- _REQUEST_
Lines that include the word "text" are the ones to copy.

>> BEGIN MATERIAL

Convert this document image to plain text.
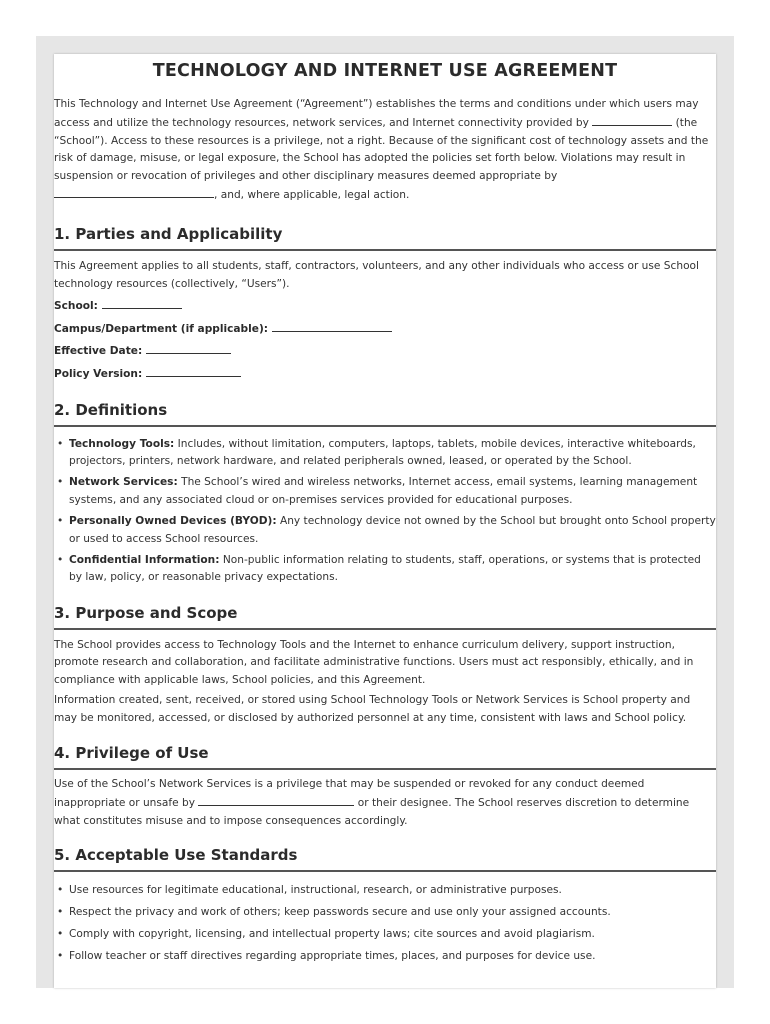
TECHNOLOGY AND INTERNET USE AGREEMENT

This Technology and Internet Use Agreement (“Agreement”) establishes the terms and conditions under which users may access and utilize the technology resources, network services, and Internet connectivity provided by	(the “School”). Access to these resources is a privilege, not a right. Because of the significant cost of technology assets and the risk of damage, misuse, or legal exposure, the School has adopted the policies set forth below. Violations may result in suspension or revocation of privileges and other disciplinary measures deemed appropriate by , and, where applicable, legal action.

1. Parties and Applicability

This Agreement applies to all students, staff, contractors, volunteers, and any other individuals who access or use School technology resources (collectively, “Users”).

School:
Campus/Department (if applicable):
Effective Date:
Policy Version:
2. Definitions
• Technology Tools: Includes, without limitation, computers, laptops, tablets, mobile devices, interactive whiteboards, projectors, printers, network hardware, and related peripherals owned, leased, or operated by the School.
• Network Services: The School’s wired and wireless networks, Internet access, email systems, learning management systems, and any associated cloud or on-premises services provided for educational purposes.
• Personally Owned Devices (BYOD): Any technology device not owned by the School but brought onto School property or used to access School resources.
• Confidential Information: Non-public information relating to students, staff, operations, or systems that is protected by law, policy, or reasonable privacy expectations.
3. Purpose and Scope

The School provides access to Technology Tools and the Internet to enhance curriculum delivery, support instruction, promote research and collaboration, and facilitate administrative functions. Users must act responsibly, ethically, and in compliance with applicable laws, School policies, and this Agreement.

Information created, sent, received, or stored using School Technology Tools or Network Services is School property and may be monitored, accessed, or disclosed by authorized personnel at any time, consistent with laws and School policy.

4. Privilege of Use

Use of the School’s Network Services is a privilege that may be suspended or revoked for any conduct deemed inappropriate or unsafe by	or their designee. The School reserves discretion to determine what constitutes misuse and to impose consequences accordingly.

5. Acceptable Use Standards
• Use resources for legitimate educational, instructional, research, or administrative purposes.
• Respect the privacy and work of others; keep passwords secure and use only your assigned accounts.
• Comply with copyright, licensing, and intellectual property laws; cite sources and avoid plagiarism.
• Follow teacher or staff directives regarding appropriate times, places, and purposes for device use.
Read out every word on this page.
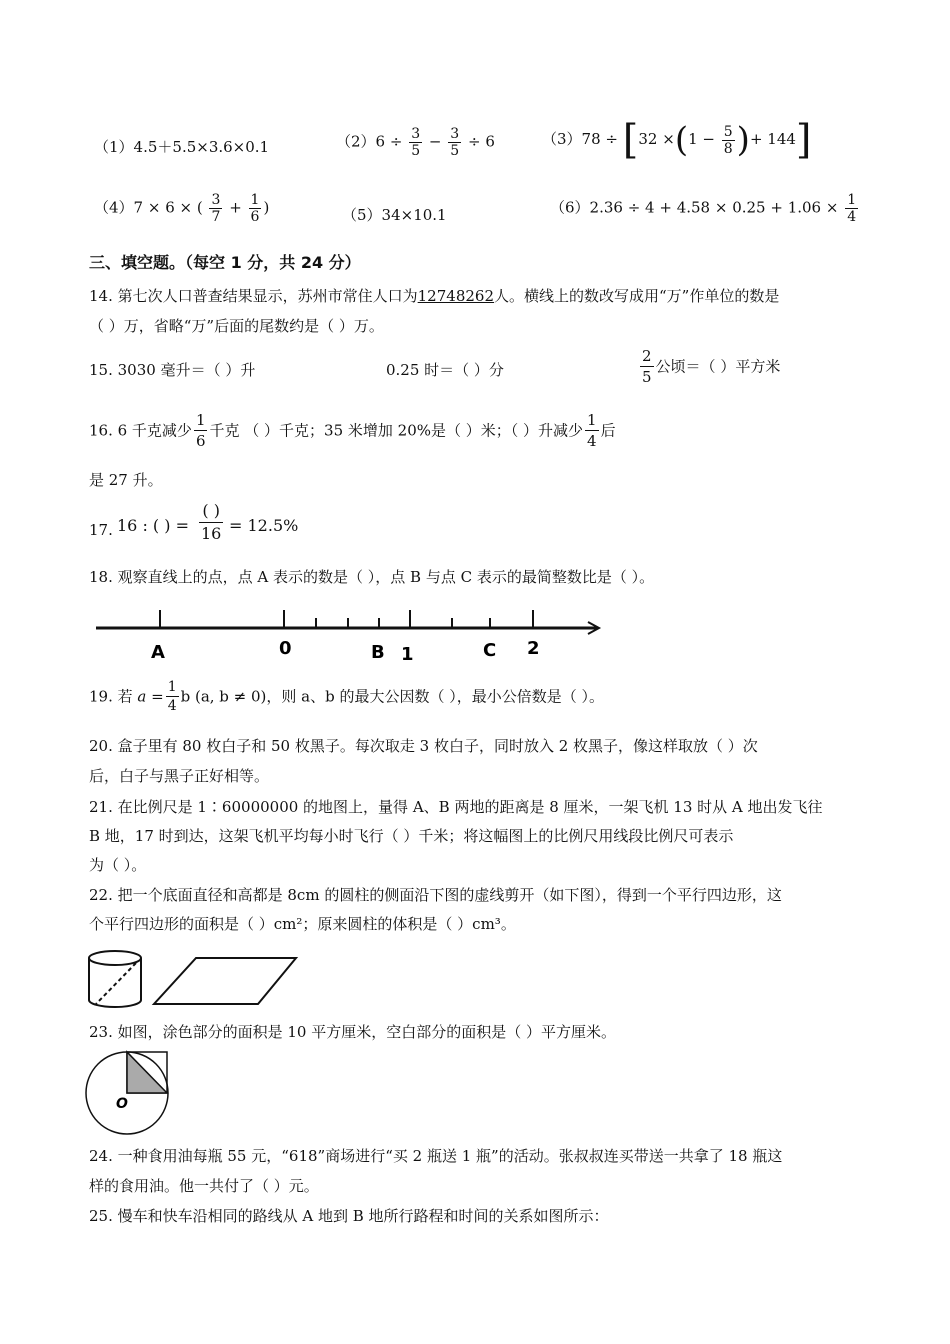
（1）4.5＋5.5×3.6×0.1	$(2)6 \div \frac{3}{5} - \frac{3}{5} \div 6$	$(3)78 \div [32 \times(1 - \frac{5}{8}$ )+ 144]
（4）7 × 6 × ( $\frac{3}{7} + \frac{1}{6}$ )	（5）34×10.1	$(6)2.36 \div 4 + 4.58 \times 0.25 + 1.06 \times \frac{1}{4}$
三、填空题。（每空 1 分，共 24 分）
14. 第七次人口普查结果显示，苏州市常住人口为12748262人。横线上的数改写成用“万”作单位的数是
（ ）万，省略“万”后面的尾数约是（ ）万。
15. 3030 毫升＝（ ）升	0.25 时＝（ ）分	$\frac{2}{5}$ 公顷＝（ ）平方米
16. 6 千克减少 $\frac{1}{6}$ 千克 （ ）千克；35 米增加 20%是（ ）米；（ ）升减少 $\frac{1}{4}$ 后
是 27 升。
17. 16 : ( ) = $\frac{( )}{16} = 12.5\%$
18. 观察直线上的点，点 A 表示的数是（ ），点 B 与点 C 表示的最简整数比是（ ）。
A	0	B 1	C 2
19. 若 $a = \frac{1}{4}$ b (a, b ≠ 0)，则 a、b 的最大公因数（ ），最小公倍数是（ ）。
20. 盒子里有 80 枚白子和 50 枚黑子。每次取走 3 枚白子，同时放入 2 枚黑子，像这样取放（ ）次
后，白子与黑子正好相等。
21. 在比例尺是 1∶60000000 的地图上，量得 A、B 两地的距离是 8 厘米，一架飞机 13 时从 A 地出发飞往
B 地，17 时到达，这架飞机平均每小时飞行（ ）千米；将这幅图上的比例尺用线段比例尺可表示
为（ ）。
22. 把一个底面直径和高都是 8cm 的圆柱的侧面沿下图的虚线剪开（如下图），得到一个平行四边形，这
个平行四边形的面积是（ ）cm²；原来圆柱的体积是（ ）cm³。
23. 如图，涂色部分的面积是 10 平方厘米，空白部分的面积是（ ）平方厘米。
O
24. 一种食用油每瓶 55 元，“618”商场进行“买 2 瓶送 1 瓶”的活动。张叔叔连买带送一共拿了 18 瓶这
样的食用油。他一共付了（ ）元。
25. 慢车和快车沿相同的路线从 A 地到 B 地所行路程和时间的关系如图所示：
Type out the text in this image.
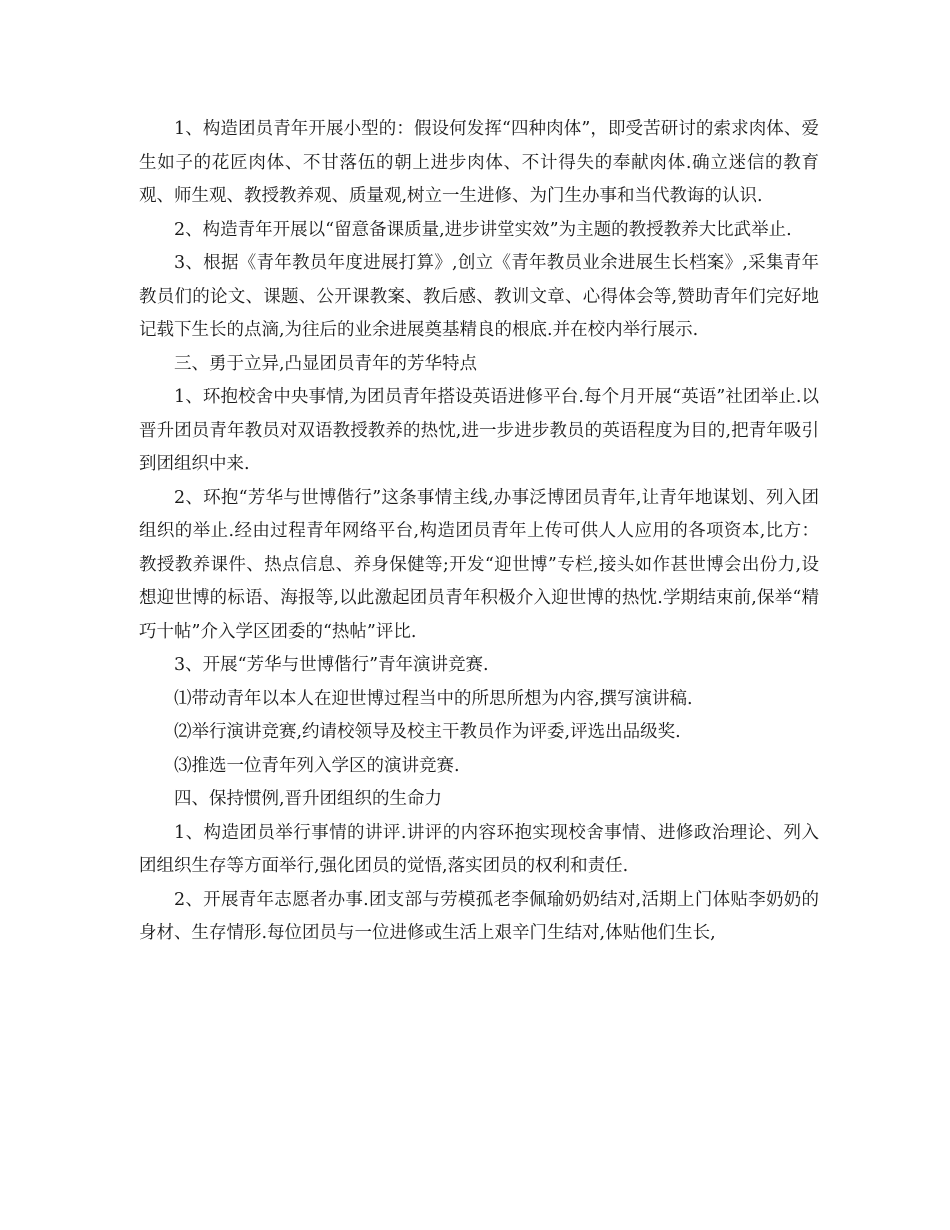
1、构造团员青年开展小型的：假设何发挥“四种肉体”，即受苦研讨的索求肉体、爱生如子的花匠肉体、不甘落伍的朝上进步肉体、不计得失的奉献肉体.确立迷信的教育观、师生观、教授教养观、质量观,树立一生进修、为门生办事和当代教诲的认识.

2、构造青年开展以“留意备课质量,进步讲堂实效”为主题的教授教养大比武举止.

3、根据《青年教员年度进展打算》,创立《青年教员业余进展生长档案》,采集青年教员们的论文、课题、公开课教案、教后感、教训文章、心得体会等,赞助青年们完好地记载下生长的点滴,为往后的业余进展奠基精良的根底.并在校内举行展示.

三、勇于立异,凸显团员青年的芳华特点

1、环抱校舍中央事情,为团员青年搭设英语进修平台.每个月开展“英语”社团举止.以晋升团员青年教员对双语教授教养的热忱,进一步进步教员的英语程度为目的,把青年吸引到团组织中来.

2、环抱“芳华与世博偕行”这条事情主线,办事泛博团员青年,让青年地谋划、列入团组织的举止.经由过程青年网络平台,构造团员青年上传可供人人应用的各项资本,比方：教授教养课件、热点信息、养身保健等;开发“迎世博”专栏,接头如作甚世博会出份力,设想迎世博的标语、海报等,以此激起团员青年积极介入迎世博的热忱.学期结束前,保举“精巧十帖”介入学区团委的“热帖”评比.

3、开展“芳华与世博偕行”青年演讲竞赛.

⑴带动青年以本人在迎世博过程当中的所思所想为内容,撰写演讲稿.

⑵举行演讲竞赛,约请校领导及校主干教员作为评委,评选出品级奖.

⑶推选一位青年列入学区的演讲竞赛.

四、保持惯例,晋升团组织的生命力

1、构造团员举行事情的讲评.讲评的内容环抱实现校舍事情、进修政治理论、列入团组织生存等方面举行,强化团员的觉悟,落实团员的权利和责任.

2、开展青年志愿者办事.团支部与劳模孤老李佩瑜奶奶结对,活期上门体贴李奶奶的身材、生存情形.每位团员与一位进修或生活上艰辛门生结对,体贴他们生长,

>> END MATERIAL

- _COMPLETED TASK_
Convert this document image to plain text.
Type out the text in this image.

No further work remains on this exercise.